What to do:
Copy the listing below verbatim, reproducing every line without any change.

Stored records

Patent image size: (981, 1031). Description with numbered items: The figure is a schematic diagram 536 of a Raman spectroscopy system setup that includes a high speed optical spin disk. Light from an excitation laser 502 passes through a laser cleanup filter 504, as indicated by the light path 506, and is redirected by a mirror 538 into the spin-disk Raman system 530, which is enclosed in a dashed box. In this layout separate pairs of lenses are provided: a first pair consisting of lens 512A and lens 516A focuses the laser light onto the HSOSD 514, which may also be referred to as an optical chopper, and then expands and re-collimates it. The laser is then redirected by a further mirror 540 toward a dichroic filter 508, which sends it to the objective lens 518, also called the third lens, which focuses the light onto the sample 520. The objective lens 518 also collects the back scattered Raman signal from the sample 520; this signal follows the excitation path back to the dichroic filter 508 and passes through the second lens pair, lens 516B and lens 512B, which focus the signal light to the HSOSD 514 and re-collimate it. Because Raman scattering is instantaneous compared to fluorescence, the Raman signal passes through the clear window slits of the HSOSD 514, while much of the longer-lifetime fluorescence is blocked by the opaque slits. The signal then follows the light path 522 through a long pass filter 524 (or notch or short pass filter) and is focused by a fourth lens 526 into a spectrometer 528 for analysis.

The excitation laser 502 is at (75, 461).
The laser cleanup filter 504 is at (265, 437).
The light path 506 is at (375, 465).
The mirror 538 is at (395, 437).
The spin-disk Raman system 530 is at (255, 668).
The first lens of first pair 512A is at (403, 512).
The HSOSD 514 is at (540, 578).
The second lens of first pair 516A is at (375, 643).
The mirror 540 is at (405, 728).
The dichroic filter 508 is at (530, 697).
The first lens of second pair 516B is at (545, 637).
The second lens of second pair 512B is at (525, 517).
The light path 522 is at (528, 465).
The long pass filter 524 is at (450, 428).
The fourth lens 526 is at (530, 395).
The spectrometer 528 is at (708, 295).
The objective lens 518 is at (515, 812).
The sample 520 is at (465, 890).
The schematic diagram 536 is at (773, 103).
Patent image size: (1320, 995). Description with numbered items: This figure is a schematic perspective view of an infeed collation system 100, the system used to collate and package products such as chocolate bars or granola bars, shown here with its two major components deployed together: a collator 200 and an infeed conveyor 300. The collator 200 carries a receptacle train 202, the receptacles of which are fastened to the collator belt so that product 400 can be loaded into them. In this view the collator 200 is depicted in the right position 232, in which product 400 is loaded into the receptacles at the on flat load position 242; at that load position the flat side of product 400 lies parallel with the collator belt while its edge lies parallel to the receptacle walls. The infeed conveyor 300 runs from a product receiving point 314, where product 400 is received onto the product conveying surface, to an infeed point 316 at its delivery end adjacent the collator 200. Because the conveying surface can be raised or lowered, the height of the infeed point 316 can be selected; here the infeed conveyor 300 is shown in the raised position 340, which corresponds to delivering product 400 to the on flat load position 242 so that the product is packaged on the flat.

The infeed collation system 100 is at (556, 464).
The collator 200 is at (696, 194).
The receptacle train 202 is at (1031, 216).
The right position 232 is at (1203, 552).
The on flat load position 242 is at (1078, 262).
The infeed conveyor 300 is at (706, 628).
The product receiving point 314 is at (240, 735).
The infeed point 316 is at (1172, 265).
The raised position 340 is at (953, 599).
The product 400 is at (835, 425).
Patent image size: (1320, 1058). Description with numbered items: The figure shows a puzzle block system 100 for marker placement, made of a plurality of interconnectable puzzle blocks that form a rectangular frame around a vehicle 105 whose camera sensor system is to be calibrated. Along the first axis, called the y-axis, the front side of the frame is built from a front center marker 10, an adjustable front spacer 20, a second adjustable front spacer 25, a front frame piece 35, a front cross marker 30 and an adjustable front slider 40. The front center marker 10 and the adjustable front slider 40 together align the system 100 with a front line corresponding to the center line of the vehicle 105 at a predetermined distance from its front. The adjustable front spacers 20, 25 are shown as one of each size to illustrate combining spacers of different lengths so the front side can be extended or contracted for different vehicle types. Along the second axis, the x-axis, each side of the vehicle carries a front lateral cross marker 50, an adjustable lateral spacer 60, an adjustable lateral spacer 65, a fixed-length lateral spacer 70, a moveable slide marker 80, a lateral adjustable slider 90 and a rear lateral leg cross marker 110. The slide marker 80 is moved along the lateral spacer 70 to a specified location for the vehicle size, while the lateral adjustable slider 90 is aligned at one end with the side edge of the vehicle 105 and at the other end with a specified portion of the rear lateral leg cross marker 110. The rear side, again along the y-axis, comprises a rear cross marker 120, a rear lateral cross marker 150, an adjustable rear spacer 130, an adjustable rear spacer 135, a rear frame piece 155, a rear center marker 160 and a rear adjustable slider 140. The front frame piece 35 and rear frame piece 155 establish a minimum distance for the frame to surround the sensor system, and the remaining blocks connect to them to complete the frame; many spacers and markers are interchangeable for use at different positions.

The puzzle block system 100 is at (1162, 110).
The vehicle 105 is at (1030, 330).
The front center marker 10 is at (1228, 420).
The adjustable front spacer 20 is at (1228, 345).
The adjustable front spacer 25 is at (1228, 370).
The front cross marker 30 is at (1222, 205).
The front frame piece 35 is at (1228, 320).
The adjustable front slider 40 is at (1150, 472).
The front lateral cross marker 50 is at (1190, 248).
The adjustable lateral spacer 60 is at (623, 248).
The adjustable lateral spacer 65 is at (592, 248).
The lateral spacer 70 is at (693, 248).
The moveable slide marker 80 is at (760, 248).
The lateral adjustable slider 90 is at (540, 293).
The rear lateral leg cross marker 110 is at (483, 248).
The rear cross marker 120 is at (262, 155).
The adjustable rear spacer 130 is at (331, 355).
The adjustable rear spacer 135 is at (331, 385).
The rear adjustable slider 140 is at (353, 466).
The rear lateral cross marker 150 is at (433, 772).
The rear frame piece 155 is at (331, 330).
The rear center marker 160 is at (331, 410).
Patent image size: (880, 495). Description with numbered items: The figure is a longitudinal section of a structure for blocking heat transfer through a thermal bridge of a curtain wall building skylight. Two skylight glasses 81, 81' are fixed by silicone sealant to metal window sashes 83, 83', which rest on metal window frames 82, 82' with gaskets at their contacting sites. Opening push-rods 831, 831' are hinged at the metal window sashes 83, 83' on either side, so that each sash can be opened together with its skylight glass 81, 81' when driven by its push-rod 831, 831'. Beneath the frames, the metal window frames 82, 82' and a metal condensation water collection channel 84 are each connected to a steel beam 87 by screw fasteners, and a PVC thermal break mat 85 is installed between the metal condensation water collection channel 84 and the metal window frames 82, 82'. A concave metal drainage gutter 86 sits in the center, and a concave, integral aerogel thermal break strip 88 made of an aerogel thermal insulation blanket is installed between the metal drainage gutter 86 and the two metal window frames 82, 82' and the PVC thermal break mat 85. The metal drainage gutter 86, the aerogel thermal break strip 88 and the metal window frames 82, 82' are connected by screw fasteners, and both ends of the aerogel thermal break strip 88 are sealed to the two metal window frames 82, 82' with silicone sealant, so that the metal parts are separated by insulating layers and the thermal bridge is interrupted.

Written solution:
Patent image size: (981, 1031). Description with numbered items: The figure is a schematic diagram 536 of a Raman spectroscopy system setup that includes a high speed optical spin disk. Light from an excitation laser 502 passes through a laser cleanup filter 504, as indicated by the light path 506, and is redirected by a mirror 538 into the spin-disk Raman system 530, which is enclosed in a dashed box. In this layout separate pairs of lenses are provided: a first pair consisting of lens 512A and lens 516A focuses the laser light onto the HSOSD 514, which may also be referred to as an optical chopper, and then expands and re-collimates it. The laser is then redirected by a further mirror 540 toward a dichroic filter 508, which sends it to the objective lens 518, also called the third lens, which focuses the light onto the sample 520. The objective lens 518 also collects the back scattered Raman signal from the sample 520; this signal follows the excitation path back to the dichroic filter 508 and passes through the second lens pair, lens 516B and lens 512B, which focus the signal light to the HSOSD 514 and re-collimate it. Because Raman scattering is instantaneous compared to fluorescence, the Raman signal passes through the clear window slits of the HSOSD 514, while much of the longer-lifetime fluorescence is blocked by the opaque slits. The signal then follows the light path 522 through a long pass filter 524 (or notch or short pass filter) and is focused by a fourth lens 526 into a spectrometer 528 for analysis.

The excitation laser 502 is at (75, 461).
The laser cleanup filter 504 is at (265, 437).
The light path 506 is at (375, 465).
The mirror 538 is at (395, 437).
The spin-disk Raman system 530 is at (255, 668).
The first lens of first pair 512A is at (403, 512).
The HSOSD 514 is at (540, 578).
The second lens of first pair 516A is at (375, 643).
The mirror 540 is at (405, 728).
The dichroic filter 508 is at (530, 697).
The first lens of second pair 516B is at (545, 637).
The second lens of second pair 512B is at (525, 517).
The light path 522 is at (528, 465).
The long pass filter 524 is at (450, 428).
The fourth lens 526 is at (530, 395).
The spectrometer 528 is at (708, 295).
The objective lens 518 is at (515, 812).
The sample 520 is at (465, 890).
The schematic diagram 536 is at (773, 103).
Patent image size: (1320, 995). Description with numbered items: This figure is a schematic perspective view of an infeed collation system 100, the system used to collate and package products such as chocolate bars or granola bars, shown here with its two major components deployed together: a collator 200 and an infeed conveyor 300. The collator 200 carries a receptacle train 202, the receptacles of which are fastened to the collator belt so that product 400 can be loaded into them. In this view the collator 200 is depicted in the right position 232, in which product 400 is loaded into the receptacles at the on flat load position 242; at that load position the flat side of product 400 lies parallel with the collator belt while its edge lies parallel to the receptacle walls. The infeed conveyor 300 runs from a product receiving point 314, where product 400 is received onto the product conveying surface, to an infeed point 316 at its delivery end adjacent the collator 200. Because the conveying surface can be raised or lowered, the height of the infeed point 316 can be selected; here the infeed conveyor 300 is shown in the raised position 340, which corresponds to delivering product 400 to the on flat load position 242 so that the product is packaged on the flat.

The infeed collation system 100 is at (556, 464).
The collator 200 is at (696, 194).
The receptacle train 202 is at (1031, 216).
The right position 232 is at (1203, 552).
The on flat load position 242 is at (1078, 262).
The infeed conveyor 300 is at (706, 628).
The product receiving point 314 is at (240, 735).
The infeed point 316 is at (1172, 265).
The raised position 340 is at (953, 599).
The product 400 is at (835, 425).
Patent image size: (1320, 1058). Description with numbered items: The figure shows a puzzle block system 100 for marker placement, made of a plurality of interconnectable puzzle blocks that form a rectangular frame around a vehicle 105 whose camera sensor system is to be calibrated. Along the first axis, called the y-axis, the front side of the frame is built from a front center marker 10, an adjustable front spacer 20, a second adjustable front spacer 25, a front frame piece 35, a front cross marker 30 and an adjustable front slider 40. The front center marker 10 and the adjustable front slider 40 together align the system 100 with a front line corresponding to the center line of the vehicle 105 at a predetermined distance from its front. The adjustable front spacers 20, 25 are shown as one of each size to illustrate combining spacers of different lengths so the front side can be extended or contracted for different vehicle types. Along the second axis, the x-axis, each side of the vehicle carries a front lateral cross marker 50, an adjustable lateral spacer 60, an adjustable lateral spacer 65, a fixed-length lateral spacer 70, a moveable slide marker 80, a lateral adjustable slider 90 and a rear lateral leg cross marker 110. The slide marker 80 is moved along the lateral spacer 70 to a specified location for the vehicle size, while the lateral adjustable slider 90 is aligned at one end with the side edge of the vehicle 105 and at the other end with a specified portion of the rear lateral leg cross marker 110. The rear side, again along the y-axis, comprises a rear cross marker 120, a rear lateral cross marker 150, an adjustable rear spacer 130, an adjustable rear spacer 135, a rear frame piece 155, a rear center marker 160 and a rear adjustable slider 140. The front frame piece 35 and rear frame piece 155 establish a minimum distance for the frame to surround the sensor system, and the remaining blocks connect to them to complete the frame; many spacers and markers are interchangeable for use at different positions.

The puzzle block system 100 is at (1162, 110).
The vehicle 105 is at (1030, 330).
The front center marker 10 is at (1228, 420).
The adjustable front spacer 20 is at (1228, 345).
The adjustable front spacer 25 is at (1228, 370).
The front cross marker 30 is at (1222, 205).
The front frame piece 35 is at (1228, 320).
The adjustable front slider 40 is at (1150, 472).
The front lateral cross marker 50 is at (1190, 248).
The adjustable lateral spacer 60 is at (623, 248).
The adjustable lateral spacer 65 is at (592, 248).
The lateral spacer 70 is at (693, 248).
The moveable slide marker 80 is at (760, 248).
The lateral adjustable slider 90 is at (540, 293).
The rear lateral leg cross marker 110 is at (483, 248).
The rear cross marker 120 is at (262, 155).
The adjustable rear spacer 130 is at (331, 355).
The adjustable rear spacer 135 is at (331, 385).
The rear adjustable slider 140 is at (353, 466).
The rear lateral cross marker 150 is at (433, 772).
The rear frame piece 155 is at (331, 330).
The rear center marker 160 is at (331, 410).
Patent image size: (880, 495). Description with numbered items: The figure is a longitudinal section of a structure for blocking heat transfer through a thermal bridge of a curtain wall building skylight. Two skylight glasses 81, 81' are fixed by silicone sealant to metal window sashes 83, 83', which rest on metal window frames 82, 82' with gaskets at their contacting sites. Opening push-rods 831, 831' are hinged at the metal window sashes 83, 83' on either side, so that each sash can be opened together with its skylight glass 81, 81' when driven by its push-rod 831, 831'. Beneath the frames, the metal window frames 82, 82' and a metal condensation water collection channel 84 are each connected to a steel beam 87 by screw fasteners, and a PVC thermal break mat 85 is installed between the metal condensation water collection channel 84 and the metal window frames 82, 82'. A concave metal drainage gutter 86 sits in the center, and a concave, integral aerogel thermal break strip 88 made of an aerogel thermal insulation blanket is installed between the metal drainage gutter 86 and the two metal window frames 82, 82' and the PVC thermal break mat 85. The metal drainage gutter 86, the aerogel thermal break strip 88 and the metal window frames 82, 82' are connected by screw fasteners, and both ends of the aerogel thermal break strip 88 are sealed to the two metal window frames 82, 82' with silicone sealant, so that the metal parts are separated by insulating layers and the thermal bridge is interrupted.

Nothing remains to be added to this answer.